**STATED TASK**
Look through the material and tally each line bearing the word "JSON". Give only the total.

● ● ● ●

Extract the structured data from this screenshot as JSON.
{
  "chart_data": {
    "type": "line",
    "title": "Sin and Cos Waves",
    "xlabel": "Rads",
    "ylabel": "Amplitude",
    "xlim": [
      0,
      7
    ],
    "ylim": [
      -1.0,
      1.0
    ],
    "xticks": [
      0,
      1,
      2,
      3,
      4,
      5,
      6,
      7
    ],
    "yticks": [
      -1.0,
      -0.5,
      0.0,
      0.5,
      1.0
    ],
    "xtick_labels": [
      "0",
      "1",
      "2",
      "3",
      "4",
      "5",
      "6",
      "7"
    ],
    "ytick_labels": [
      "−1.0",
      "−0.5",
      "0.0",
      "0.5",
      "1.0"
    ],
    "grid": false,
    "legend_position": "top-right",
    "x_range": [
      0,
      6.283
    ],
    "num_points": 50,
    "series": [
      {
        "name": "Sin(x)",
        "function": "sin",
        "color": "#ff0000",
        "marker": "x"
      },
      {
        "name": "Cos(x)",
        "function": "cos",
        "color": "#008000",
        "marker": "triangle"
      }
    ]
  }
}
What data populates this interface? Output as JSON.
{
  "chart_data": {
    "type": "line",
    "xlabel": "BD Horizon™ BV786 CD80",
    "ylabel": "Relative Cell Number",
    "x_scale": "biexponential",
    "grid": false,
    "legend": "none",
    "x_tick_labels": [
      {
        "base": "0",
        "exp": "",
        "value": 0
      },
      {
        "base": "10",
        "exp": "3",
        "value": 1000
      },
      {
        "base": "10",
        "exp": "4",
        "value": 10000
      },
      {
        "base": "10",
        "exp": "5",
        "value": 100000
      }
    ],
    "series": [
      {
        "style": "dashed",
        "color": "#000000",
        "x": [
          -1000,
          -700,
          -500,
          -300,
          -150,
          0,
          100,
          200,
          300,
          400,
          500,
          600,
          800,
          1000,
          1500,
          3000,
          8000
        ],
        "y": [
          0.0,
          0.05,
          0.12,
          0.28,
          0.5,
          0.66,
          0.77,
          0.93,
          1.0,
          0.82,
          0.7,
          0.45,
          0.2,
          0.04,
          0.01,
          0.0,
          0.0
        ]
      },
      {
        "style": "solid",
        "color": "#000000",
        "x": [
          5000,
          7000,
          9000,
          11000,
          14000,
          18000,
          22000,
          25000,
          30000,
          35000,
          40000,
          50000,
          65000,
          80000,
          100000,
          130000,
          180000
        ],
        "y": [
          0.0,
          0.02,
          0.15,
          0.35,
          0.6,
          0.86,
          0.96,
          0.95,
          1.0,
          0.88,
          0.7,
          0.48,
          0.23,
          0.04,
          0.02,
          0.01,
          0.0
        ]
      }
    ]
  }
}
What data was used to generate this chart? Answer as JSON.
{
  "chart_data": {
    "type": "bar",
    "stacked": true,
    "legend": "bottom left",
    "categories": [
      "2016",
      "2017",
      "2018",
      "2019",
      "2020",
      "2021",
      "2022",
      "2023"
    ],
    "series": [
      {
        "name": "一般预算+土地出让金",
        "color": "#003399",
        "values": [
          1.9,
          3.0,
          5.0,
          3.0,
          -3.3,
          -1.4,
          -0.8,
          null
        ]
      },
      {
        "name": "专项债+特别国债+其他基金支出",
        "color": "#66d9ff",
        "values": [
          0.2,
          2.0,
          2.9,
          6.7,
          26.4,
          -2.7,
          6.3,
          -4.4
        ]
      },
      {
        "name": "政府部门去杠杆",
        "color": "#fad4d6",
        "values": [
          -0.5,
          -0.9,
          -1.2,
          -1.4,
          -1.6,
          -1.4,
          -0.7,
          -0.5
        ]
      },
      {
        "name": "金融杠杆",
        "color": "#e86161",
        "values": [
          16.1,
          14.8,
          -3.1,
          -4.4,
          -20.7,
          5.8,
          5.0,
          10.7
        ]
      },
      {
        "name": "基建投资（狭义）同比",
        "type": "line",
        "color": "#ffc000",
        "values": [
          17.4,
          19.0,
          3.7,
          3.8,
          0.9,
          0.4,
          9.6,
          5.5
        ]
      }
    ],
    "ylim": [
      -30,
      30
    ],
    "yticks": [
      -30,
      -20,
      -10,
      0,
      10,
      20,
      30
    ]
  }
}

● ● ● ●

**OUTPUT FOR THIS EXERCISE**
3